• [GIVEN ENTRIES]:
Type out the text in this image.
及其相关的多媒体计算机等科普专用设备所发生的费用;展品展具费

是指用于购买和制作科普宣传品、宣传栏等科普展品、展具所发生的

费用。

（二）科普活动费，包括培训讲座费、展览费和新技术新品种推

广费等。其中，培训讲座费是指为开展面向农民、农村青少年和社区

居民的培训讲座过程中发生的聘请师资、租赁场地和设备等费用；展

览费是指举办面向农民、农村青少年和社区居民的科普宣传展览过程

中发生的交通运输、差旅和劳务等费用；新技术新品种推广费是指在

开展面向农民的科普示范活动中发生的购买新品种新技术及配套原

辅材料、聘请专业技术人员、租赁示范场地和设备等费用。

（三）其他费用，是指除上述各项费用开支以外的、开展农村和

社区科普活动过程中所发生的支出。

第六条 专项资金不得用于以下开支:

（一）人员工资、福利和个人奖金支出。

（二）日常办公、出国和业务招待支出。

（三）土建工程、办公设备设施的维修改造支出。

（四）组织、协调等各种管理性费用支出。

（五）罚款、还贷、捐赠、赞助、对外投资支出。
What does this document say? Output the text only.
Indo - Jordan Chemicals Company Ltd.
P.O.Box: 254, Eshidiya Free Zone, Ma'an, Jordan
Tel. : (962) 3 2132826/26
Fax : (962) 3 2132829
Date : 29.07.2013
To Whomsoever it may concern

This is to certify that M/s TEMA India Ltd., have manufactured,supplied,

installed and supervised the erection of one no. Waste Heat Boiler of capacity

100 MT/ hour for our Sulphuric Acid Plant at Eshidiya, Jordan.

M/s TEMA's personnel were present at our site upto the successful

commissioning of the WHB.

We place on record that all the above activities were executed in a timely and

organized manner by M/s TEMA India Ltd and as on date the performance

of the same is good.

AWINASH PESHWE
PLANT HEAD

• [AIM]:
Exactly as shown above, return every record.

• [ANSWER TO THIS TASK]:
Type out the text in this image.
及其相关的多媒体计算机等科普专用设备所发生的费用;展品展具费

是指用于购买和制作科普宣传品、宣传栏等科普展品、展具所发生的

费用。

（二）科普活动费，包括培训讲座费、展览费和新技术新品种推

广费等。其中，培训讲座费是指为开展面向农民、农村青少年和社区

居民的培训讲座过程中发生的聘请师资、租赁场地和设备等费用；展

览费是指举办面向农民、农村青少年和社区居民的科普宣传展览过程

中发生的交通运输、差旅和劳务等费用；新技术新品种推广费是指在

开展面向农民的科普示范活动中发生的购买新品种新技术及配套原

辅材料、聘请专业技术人员、租赁示范场地和设备等费用。

（三）其他费用，是指除上述各项费用开支以外的、开展农村和

社区科普活动过程中所发生的支出。

第六条 专项资金不得用于以下开支:

（一）人员工资、福利和个人奖金支出。

（二）日常办公、出国和业务招待支出。

（三）土建工程、办公设备设施的维修改造支出。

（四）组织、协调等各种管理性费用支出。

（五）罚款、还贷、捐赠、赞助、对外投资支出。
What does this document say? Output the text only.
Indo - Jordan Chemicals Company Ltd.
P.O.Box: 254, Eshidiya Free Zone, Ma'an, Jordan
Tel. : (962) 3 2132826/26
Fax : (962) 3 2132829
Date : 29.07.2013
To Whomsoever it may concern

This is to certify that M/s TEMA India Ltd., have manufactured,supplied,

installed and supervised the erection of one no. Waste Heat Boiler of capacity

100 MT/ hour for our Sulphuric Acid Plant at Eshidiya, Jordan.

M/s TEMA's personnel were present at our site upto the successful

commissioning of the WHB.

We place on record that all the above activities were executed in a timely and

organized manner by M/s TEMA India Ltd and as on date the performance

of the same is good.

AWINASH PESHWE
PLANT HEAD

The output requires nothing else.